_WHAT IS EXPECTED_
Copy every line from the data below in which the string "Cardio" can be found.

_EXERCISE INPUTS_
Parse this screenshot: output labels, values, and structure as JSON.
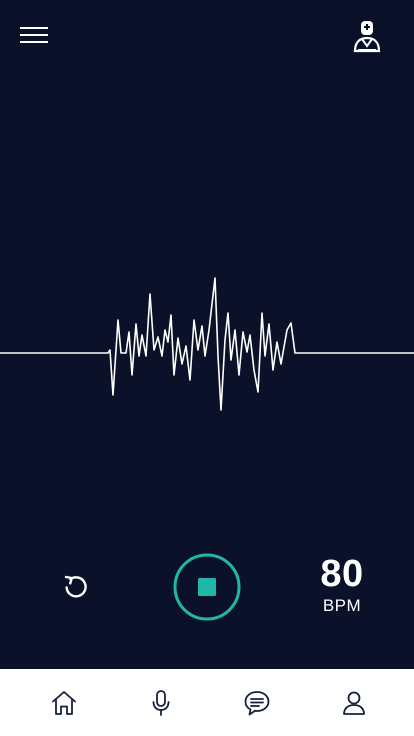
{
  "header": {
    "menu_icon": "hamburger-menu-icon",
    "doctor_icon": "doctor-icon"
  },
  "waveform": {
    "color": "#ffffff"
  },
  "controls": {
    "reset_icon": "reset-icon",
    "stop_icon": "stop-icon",
    "accent_color": "#1fb8a8",
    "bpm_value": "80",
    "bpm_unit": "BPM"
  },
  "bottom_nav": {
    "items": [
      {
        "icon": "home-icon"
      },
      {
        "icon": "microphone-icon"
      },
      {
        "icon": "chat-icon"
      },
      {
        "icon": "profile-icon"
      }
    ]
  },
  "colors": {
    "background": "#0b1129",
    "nav_background": "#ffffff",
    "nav_icon": "#16203d"
  }
}
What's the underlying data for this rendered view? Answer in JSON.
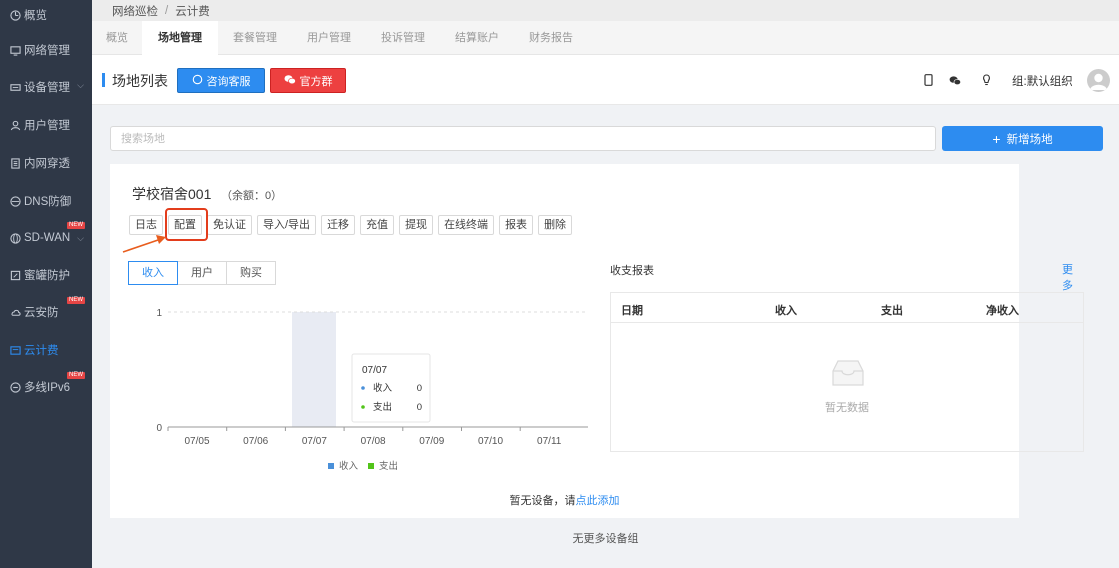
{
  "sidebar": {
    "items": [
      {
        "label": "概览",
        "icon": "dashboard-icon"
      },
      {
        "label": "网络管理",
        "icon": "monitor-icon"
      },
      {
        "label": "设备管理",
        "icon": "device-icon"
      },
      {
        "label": "用户管理",
        "icon": "user-icon"
      },
      {
        "label": "内网穿透",
        "icon": "tunnel-icon"
      },
      {
        "label": "DNS防御",
        "icon": "dns-icon"
      },
      {
        "label": "SD-WAN",
        "icon": "globe-icon"
      },
      {
        "label": "蜜罐防护",
        "icon": "honeypot-icon"
      },
      {
        "label": "云安防",
        "icon": "cloud-icon"
      },
      {
        "label": "云计费",
        "icon": "billing-icon"
      },
      {
        "label": "多线IPv6",
        "icon": "ipv6-icon"
      }
    ],
    "badge_label": "NEW",
    "active_color": "#2d8cf0"
  },
  "breadcrumb": {
    "parent": "网络巡检",
    "separator": "/",
    "current": "云计费"
  },
  "tabs": [
    "概览",
    "场地管理",
    "套餐管理",
    "用户管理",
    "投诉管理",
    "结算账户",
    "财务报告"
  ],
  "header": {
    "title": "场地列表",
    "consult_button": "咨询客服",
    "group_button": "官方群",
    "org_label": "组:默认组织"
  },
  "search": {
    "placeholder": "搜索场地"
  },
  "add_button": "新增场地",
  "venue": {
    "name": "学校宿舍001",
    "balance": "（余额：0）",
    "actions": [
      "日志",
      "配置",
      "免认证",
      "导入/导出",
      "迁移",
      "充值",
      "提现",
      "在线终端",
      "报表",
      "删除"
    ],
    "segments": [
      "收入",
      "用户",
      "购买"
    ]
  },
  "chart_data": {
    "type": "bar",
    "categories": [
      "07/05",
      "07/06",
      "07/07",
      "07/08",
      "07/09",
      "07/10",
      "07/11"
    ],
    "series": [
      {
        "name": "收入",
        "values": [
          0,
          0,
          0,
          0,
          0,
          0,
          0
        ],
        "color": "#4a90d9"
      },
      {
        "name": "支出",
        "values": [
          0,
          0,
          0,
          0,
          0,
          0,
          0
        ],
        "color": "#52c41a"
      }
    ],
    "ylim": [
      0,
      1
    ],
    "yticks": [
      "0",
      "1"
    ],
    "legend": "bottom",
    "tooltip": {
      "date": "07/07",
      "rows": [
        {
          "label": "收入",
          "value": "0"
        },
        {
          "label": "支出",
          "value": "0"
        }
      ]
    }
  },
  "report": {
    "title": "收支报表",
    "more": "更多",
    "columns": [
      "日期",
      "收入",
      "支出",
      "净收入"
    ],
    "empty": "暂无数据"
  },
  "footer": {
    "no_device": "暂无设备，请",
    "add_link": "点此添加",
    "no_more": "无更多设备组"
  }
}
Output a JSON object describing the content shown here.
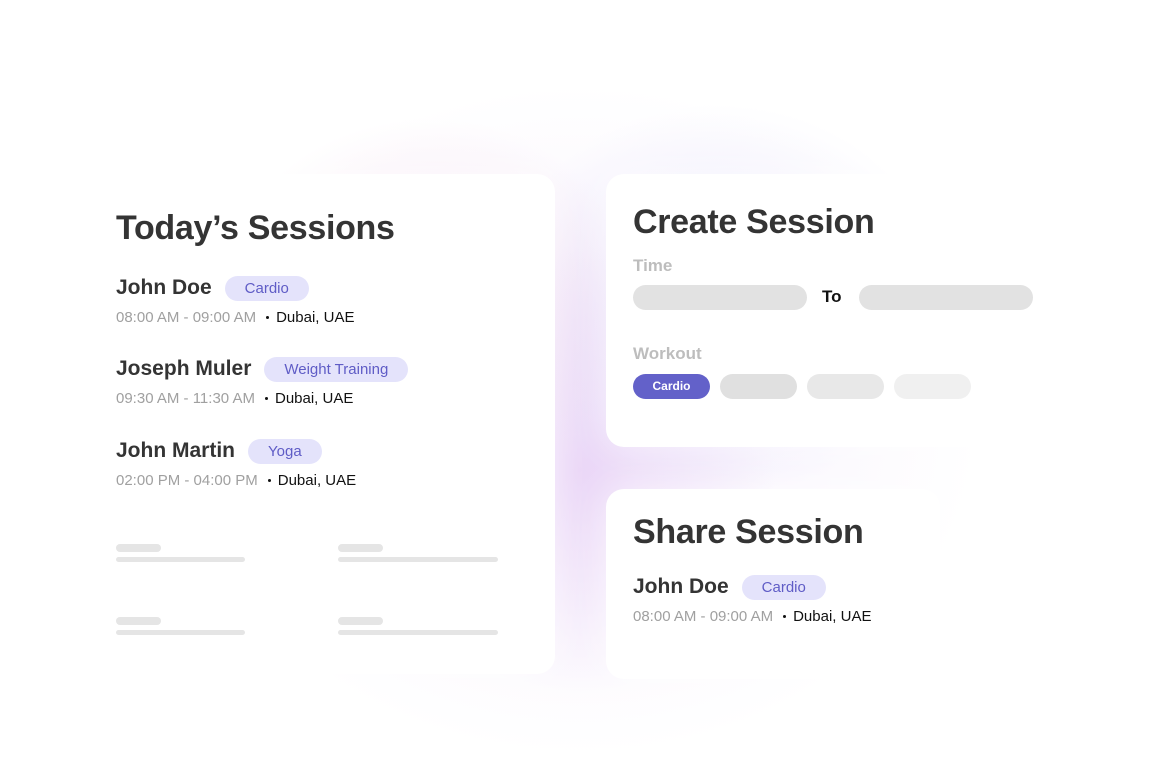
{
  "todays_sessions": {
    "title": "Today’s Sessions",
    "sessions": [
      {
        "name": "John Doe",
        "workout": "Cardio",
        "time": "08:00 AM - 09:00 AM",
        "location": "Dubai, UAE"
      },
      {
        "name": "Joseph Muler",
        "workout": "Weight Training",
        "time": "09:30 AM - 11:30 AM",
        "location": "Dubai, UAE"
      },
      {
        "name": "John Martin",
        "workout": "Yoga",
        "time": "02:00 PM - 04:00 PM",
        "location": "Dubai, UAE"
      }
    ]
  },
  "create_session": {
    "title": "Create Session",
    "time_label": "Time",
    "to_label": "To",
    "workout_label": "Workout",
    "workout_chips": [
      {
        "label": "Cardio",
        "selected": true
      },
      {
        "label": "",
        "selected": false
      },
      {
        "label": "",
        "selected": false
      },
      {
        "label": "",
        "selected": false
      }
    ]
  },
  "share_session": {
    "title": "Share Session",
    "session": {
      "name": "John Doe",
      "workout": "Cardio",
      "time": "08:00 AM - 09:00 AM",
      "location": "Dubai, UAE"
    }
  },
  "colors": {
    "accent": "#6361c9",
    "badge_bg": "#e4e3fb",
    "badge_text": "#5f5cc6",
    "title_text": "#343434",
    "muted_text": "#a0a0a0"
  }
}
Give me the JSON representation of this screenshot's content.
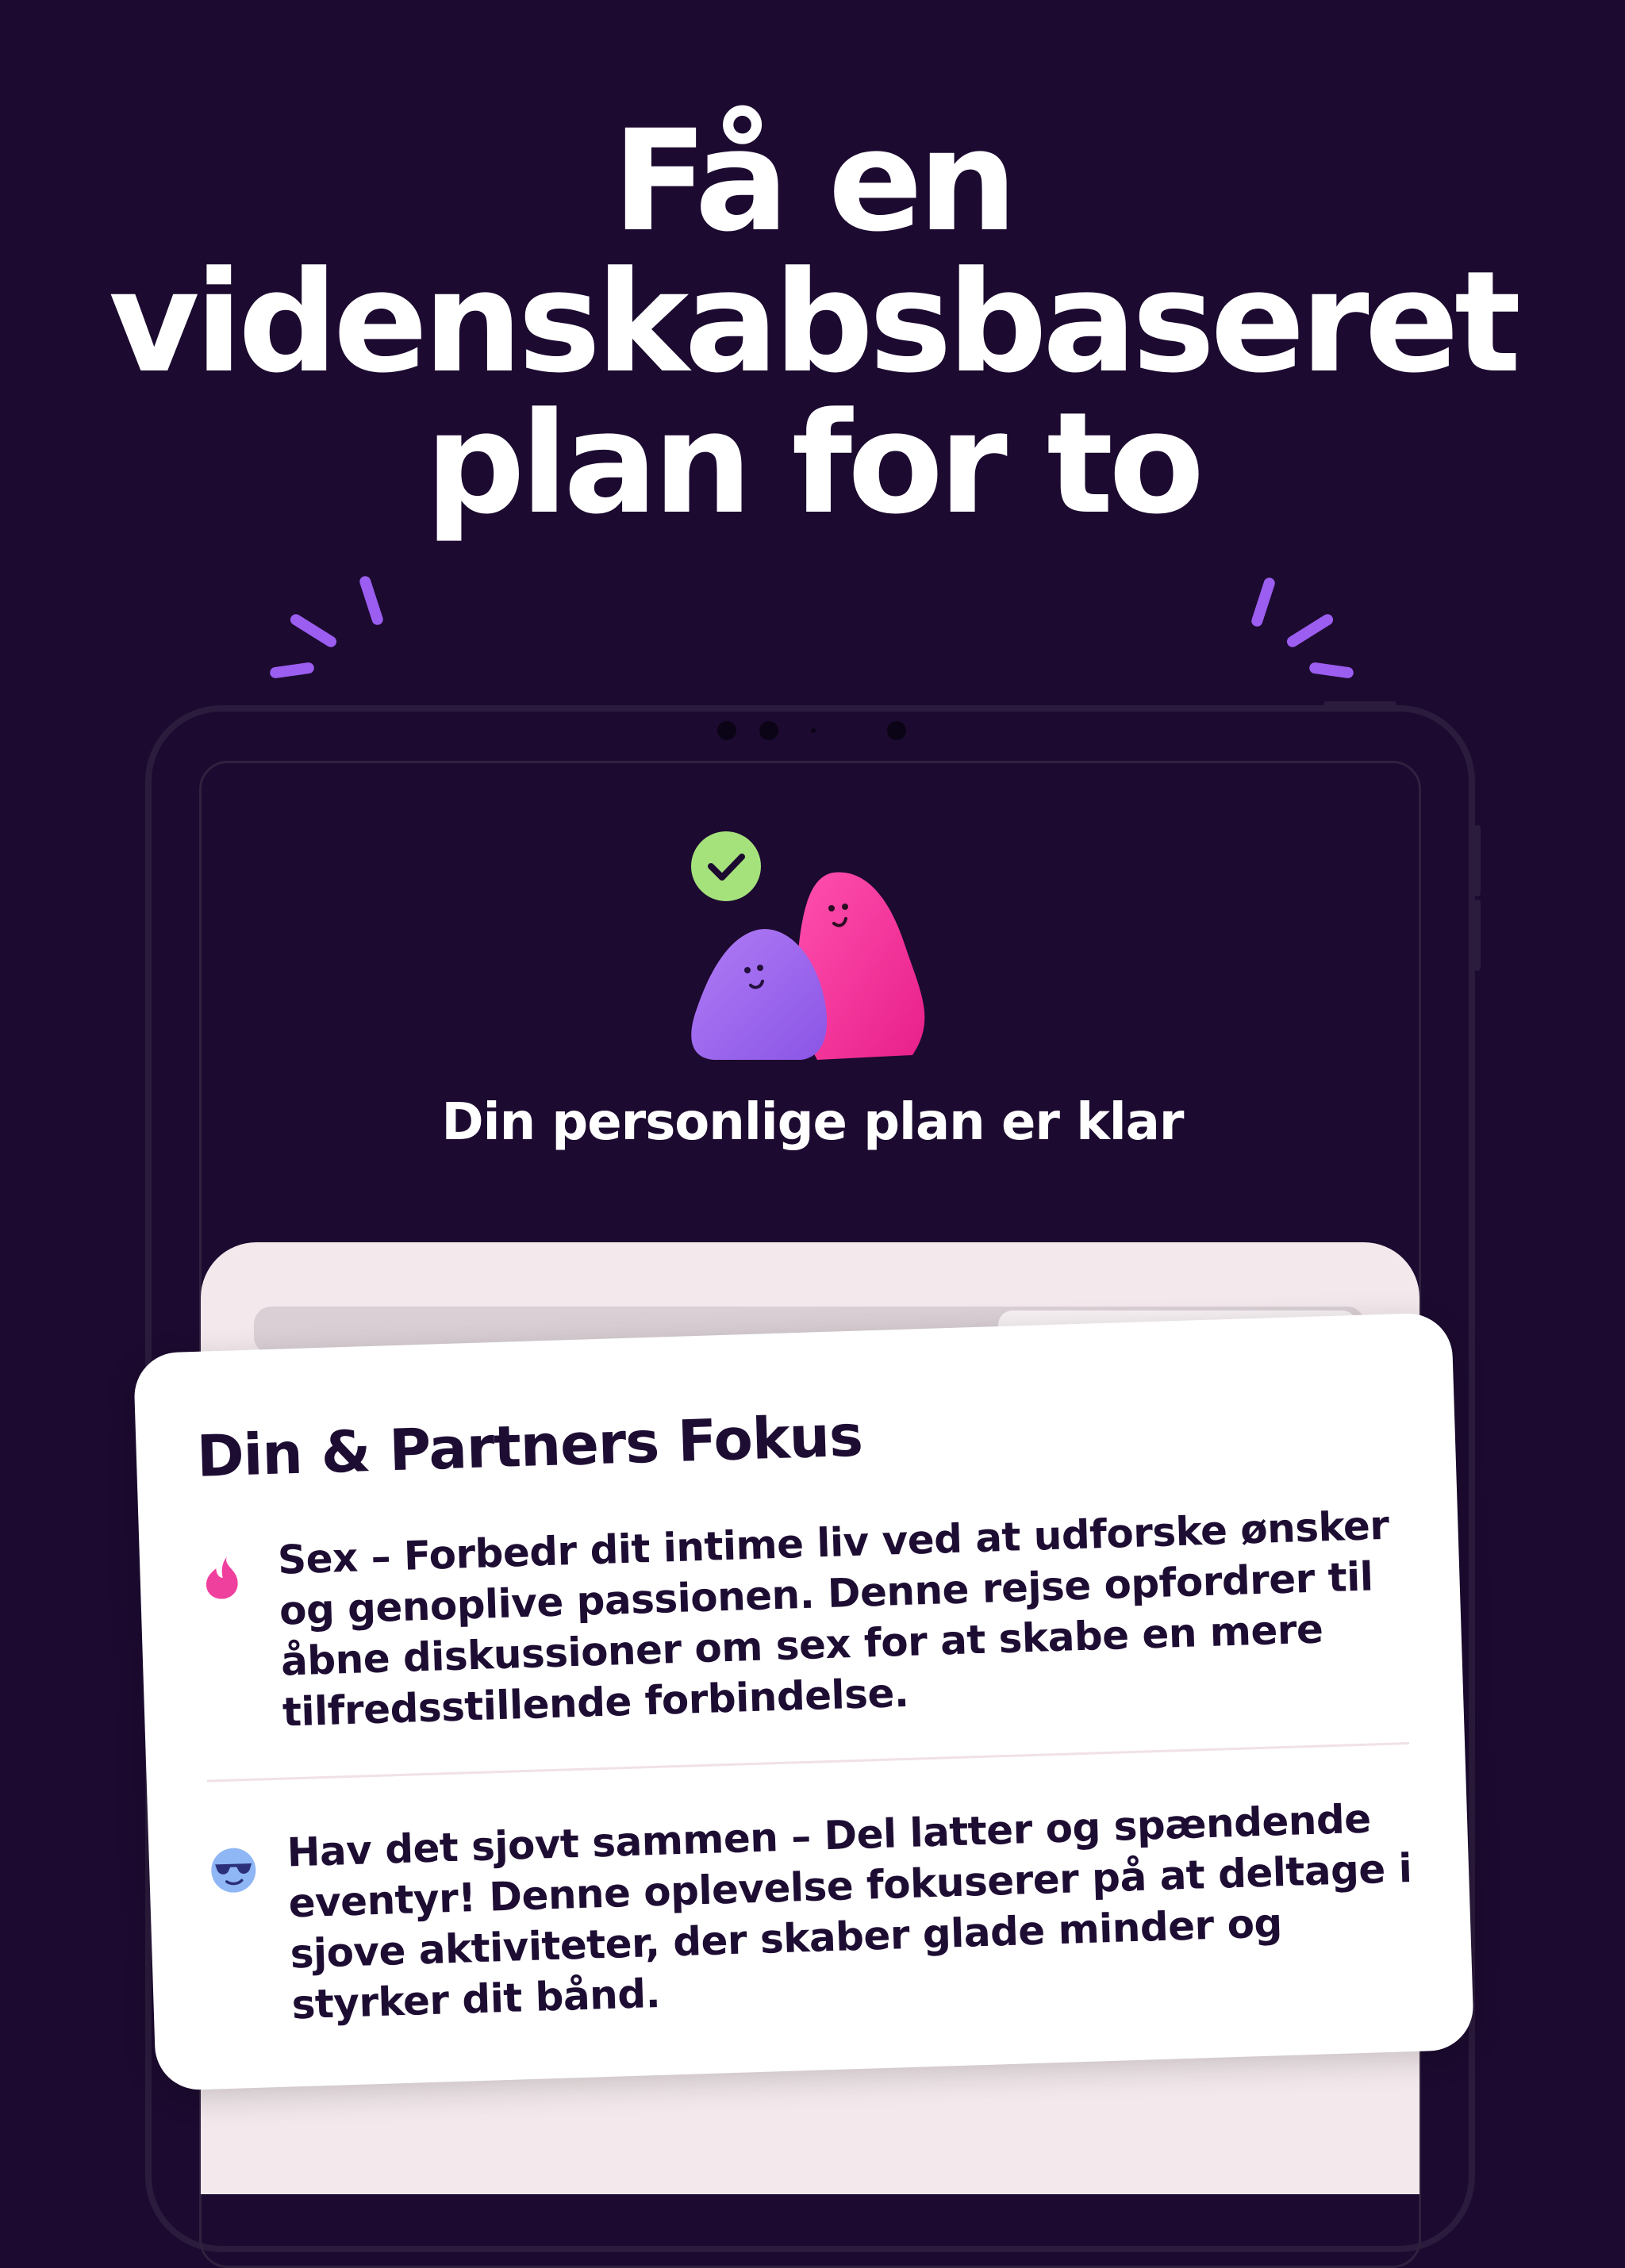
{
  "headline": {
    "line1": "Få en",
    "line2": "videnskabsbaseret",
    "line3": "plan for to"
  },
  "screen": {
    "status_text": "Din personlige plan er klar"
  },
  "focus_card": {
    "title": "Din & Partners Fokus",
    "items": [
      {
        "icon": "flame-icon",
        "text": "Sex – Forbedr dit intime liv ved at udforske ønsker og genoplive passionen. Denne rejse opfordrer til åbne diskussioner om sex for at skabe en mere tilfredsstillende forbindelse."
      },
      {
        "icon": "sunglasses-emoji-icon",
        "text": "Hav det sjovt sammen – Del latter og spændende eventyr! Denne oplevelse fokuserer på at deltage i sjove aktiviteter, der skaber glade minder og styrker dit bånd."
      }
    ]
  },
  "colors": {
    "background": "#1c0a30",
    "accent_purple": "#9b5ef0",
    "accent_pink": "#f23d9c",
    "check_green": "#9fe07a",
    "card_text": "#1e0d33"
  }
}
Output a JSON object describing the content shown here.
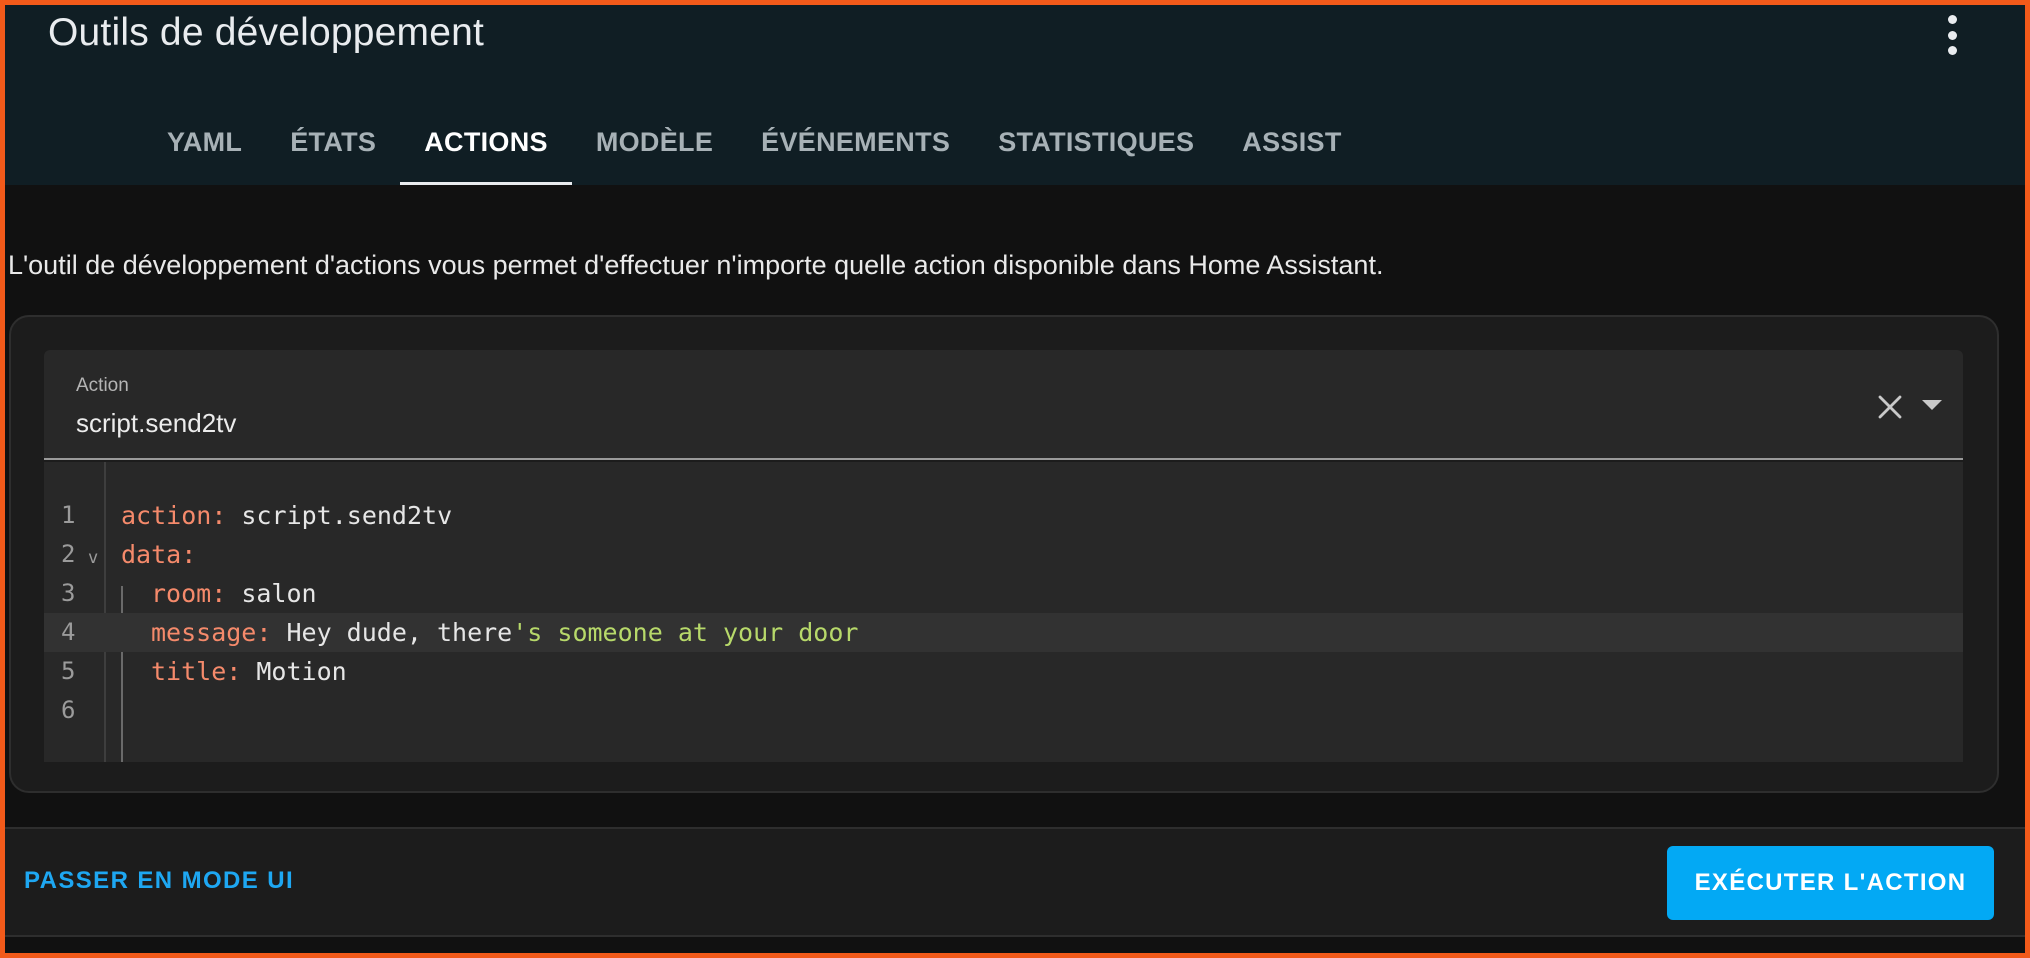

_THE OUTPUT_
        "workout": "Cardio",
        "label": "Cardio",
      "workout": "Cardio",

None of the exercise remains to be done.